— START Extracted information —

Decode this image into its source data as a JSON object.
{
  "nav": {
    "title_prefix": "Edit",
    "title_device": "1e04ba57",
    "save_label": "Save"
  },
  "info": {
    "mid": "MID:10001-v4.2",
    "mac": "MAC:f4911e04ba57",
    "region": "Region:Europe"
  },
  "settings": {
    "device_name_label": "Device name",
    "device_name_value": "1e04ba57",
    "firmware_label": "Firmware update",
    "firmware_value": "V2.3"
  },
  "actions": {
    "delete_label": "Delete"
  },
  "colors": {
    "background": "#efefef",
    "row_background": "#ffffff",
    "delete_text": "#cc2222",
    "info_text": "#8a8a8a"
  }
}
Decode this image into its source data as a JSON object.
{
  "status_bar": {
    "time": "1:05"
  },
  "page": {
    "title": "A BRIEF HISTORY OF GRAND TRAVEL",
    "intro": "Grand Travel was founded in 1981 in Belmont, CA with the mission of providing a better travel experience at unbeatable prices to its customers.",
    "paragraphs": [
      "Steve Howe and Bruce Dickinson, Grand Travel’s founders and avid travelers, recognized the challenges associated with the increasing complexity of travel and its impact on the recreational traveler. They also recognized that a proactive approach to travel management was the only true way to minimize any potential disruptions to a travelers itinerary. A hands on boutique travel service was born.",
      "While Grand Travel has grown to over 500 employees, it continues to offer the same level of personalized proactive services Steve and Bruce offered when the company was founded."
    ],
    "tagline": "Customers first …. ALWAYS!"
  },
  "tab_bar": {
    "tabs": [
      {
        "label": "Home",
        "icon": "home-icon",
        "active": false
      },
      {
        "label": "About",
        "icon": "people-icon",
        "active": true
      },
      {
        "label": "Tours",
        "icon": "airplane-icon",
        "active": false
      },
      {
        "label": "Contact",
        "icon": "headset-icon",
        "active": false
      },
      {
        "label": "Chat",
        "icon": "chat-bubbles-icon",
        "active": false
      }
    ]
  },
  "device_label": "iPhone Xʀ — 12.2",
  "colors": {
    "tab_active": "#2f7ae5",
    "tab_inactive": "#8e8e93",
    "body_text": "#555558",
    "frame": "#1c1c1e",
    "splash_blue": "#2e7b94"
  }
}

— END Extracted information —

Job ▸ Say, as a bare number, how many lines in the entries above include the string "proactive".

Solved problem ▸ 2